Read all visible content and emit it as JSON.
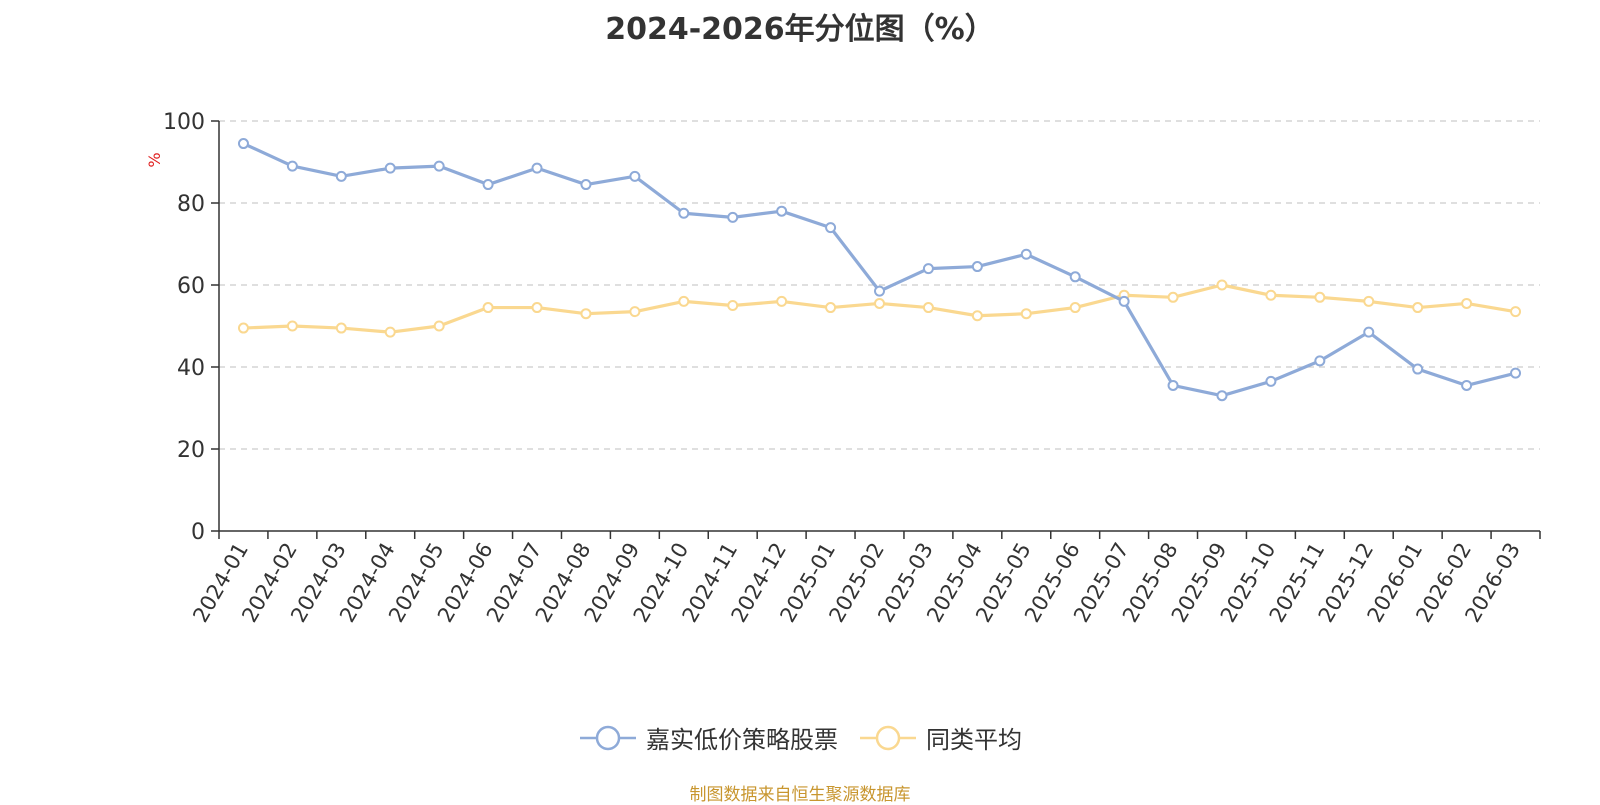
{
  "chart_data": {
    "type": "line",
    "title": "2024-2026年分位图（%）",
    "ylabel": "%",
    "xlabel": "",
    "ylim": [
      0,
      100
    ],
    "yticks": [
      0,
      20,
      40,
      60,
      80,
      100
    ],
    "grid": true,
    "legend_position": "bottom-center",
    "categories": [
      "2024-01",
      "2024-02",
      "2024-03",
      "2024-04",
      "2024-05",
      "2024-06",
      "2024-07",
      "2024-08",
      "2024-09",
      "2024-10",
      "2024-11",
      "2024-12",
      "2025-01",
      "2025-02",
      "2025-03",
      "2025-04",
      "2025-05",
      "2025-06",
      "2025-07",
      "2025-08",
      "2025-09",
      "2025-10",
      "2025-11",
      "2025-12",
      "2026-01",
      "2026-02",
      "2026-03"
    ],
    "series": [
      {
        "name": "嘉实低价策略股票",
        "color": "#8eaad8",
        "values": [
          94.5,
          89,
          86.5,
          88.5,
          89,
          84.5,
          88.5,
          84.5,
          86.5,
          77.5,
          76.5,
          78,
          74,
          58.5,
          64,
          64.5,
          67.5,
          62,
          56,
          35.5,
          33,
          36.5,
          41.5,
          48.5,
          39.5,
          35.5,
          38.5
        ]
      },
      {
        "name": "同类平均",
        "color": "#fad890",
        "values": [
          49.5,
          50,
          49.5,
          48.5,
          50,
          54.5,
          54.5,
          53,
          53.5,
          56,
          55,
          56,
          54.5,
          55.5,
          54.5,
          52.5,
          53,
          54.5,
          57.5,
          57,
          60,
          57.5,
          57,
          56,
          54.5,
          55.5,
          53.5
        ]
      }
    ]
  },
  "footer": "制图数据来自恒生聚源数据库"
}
____________
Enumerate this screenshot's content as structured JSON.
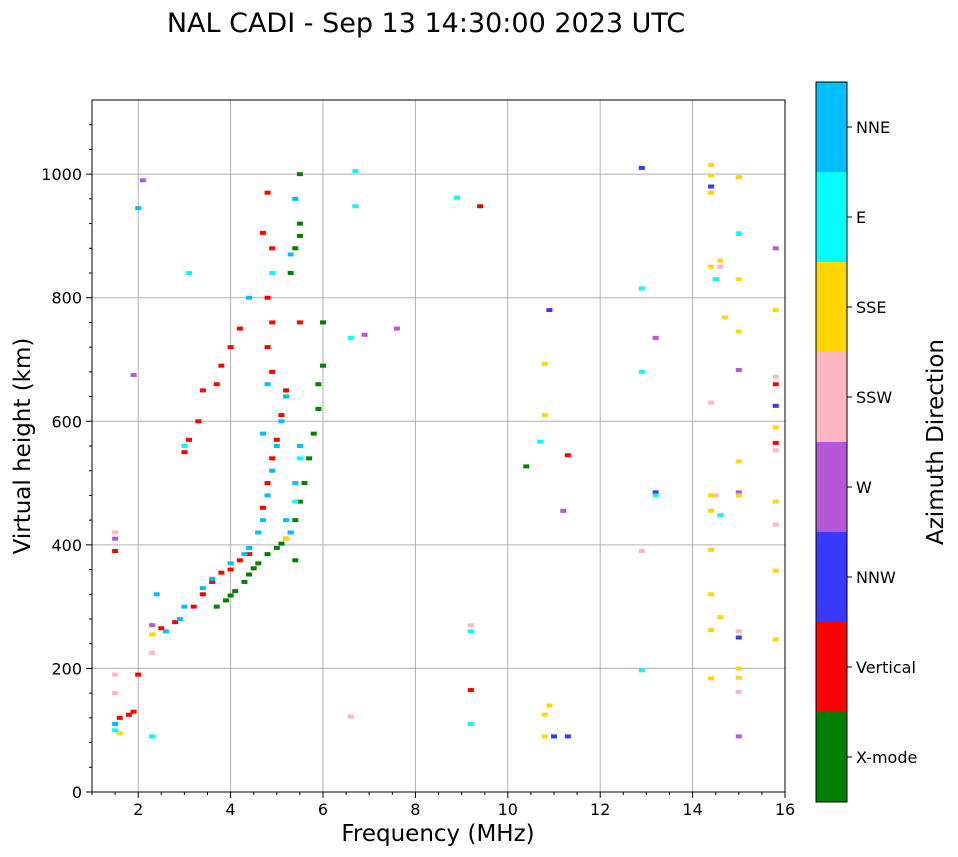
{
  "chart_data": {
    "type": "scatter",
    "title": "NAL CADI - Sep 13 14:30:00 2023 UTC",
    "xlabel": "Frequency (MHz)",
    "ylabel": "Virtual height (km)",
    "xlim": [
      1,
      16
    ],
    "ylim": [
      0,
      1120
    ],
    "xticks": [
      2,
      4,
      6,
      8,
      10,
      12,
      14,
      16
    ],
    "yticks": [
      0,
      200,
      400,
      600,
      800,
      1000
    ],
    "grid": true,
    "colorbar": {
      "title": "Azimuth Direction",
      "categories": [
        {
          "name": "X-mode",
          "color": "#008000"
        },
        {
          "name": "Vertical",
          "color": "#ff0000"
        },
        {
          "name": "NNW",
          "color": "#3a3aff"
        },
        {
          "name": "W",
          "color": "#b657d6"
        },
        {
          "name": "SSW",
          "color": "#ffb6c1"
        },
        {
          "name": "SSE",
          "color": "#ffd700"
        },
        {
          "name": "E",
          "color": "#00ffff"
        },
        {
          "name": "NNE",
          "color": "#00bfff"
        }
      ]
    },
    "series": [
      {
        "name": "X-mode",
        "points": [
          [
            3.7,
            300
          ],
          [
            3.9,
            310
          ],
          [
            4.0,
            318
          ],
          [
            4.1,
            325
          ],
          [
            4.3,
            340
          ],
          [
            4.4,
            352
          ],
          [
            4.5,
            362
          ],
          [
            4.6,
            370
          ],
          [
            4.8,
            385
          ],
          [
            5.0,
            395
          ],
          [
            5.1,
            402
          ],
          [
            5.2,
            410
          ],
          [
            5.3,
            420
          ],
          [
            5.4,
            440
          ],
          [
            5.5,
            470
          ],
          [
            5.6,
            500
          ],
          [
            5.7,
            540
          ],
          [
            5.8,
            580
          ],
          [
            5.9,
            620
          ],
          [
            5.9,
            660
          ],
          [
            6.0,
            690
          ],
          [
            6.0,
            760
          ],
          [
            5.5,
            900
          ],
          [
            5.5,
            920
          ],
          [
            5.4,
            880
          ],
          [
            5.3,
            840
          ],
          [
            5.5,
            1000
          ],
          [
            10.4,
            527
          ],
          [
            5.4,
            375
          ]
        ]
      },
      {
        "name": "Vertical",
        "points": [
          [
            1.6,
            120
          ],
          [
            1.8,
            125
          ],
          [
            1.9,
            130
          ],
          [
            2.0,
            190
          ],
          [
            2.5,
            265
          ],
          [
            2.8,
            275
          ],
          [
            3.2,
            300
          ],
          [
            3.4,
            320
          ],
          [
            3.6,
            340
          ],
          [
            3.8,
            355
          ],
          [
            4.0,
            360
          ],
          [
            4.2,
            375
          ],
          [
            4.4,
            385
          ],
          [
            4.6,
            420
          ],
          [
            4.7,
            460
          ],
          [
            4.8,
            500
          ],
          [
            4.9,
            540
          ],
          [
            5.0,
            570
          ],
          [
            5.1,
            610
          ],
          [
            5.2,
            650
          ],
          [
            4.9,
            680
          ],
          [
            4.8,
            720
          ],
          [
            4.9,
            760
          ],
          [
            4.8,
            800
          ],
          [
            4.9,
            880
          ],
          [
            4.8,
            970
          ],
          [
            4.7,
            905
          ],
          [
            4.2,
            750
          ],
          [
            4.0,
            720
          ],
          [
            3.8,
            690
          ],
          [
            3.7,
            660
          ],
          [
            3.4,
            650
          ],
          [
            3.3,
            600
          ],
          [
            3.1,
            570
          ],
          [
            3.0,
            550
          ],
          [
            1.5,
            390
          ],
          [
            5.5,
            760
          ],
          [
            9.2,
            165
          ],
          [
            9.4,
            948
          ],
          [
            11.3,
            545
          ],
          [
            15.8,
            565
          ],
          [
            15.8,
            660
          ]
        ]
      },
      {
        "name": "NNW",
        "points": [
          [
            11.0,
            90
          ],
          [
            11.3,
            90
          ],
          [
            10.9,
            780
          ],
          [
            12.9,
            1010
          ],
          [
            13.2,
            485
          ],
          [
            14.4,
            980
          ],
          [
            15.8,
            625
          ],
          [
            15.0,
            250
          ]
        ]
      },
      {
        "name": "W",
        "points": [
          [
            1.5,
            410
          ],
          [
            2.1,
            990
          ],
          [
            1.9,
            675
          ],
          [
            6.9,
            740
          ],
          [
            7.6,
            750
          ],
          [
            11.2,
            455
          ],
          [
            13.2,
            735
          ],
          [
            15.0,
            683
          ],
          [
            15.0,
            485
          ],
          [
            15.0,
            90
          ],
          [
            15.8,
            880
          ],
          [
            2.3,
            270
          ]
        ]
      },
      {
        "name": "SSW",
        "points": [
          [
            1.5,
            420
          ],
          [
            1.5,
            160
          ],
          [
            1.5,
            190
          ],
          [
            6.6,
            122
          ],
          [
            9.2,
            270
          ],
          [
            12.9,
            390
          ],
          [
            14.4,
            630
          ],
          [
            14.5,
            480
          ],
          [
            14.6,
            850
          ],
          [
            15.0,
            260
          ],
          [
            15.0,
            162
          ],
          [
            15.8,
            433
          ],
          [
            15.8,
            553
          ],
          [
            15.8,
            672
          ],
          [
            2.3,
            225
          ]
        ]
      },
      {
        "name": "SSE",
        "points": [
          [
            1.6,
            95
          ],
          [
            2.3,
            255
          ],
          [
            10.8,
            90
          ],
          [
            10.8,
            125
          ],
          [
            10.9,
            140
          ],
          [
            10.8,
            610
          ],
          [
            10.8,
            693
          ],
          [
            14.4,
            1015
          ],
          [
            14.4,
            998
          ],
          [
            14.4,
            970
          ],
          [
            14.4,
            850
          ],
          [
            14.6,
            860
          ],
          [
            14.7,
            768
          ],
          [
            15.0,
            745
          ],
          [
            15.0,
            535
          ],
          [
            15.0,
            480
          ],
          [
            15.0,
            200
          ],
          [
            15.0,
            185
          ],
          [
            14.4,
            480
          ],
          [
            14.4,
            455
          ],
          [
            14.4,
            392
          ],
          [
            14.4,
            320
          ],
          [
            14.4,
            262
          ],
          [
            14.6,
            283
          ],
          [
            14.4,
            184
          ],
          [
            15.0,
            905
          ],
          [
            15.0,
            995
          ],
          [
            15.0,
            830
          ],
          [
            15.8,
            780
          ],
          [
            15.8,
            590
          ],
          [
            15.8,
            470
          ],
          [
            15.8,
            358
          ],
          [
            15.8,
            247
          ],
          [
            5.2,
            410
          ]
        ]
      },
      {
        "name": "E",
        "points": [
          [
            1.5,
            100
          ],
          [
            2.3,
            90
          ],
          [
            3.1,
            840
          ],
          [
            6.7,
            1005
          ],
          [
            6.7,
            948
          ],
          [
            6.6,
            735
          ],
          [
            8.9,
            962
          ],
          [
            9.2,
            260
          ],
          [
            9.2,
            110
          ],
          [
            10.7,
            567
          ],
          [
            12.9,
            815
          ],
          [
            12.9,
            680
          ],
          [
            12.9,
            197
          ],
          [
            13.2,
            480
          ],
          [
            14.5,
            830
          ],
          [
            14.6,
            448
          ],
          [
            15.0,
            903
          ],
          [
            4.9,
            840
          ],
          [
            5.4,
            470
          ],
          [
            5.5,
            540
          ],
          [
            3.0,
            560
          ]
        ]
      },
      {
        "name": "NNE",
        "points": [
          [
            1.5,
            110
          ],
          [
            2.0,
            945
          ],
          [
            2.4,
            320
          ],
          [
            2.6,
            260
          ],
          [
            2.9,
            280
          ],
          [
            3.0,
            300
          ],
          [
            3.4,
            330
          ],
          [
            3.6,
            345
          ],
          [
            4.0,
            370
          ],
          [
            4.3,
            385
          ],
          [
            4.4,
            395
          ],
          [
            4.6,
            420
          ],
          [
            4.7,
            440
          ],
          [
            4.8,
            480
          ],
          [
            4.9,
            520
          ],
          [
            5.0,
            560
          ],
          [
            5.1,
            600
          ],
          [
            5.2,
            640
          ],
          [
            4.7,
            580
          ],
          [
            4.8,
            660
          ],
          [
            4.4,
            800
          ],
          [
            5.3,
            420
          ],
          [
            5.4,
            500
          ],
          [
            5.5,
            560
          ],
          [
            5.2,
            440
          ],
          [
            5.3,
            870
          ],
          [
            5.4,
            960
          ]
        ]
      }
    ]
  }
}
____________
* _What is being asked_:
Using the listing above, pull out all lines that hold the word "JSON".

* _Completed exercise_:
Read all visible content and emit it as JSON.
Enumerate this screenshot's content as structured JSON.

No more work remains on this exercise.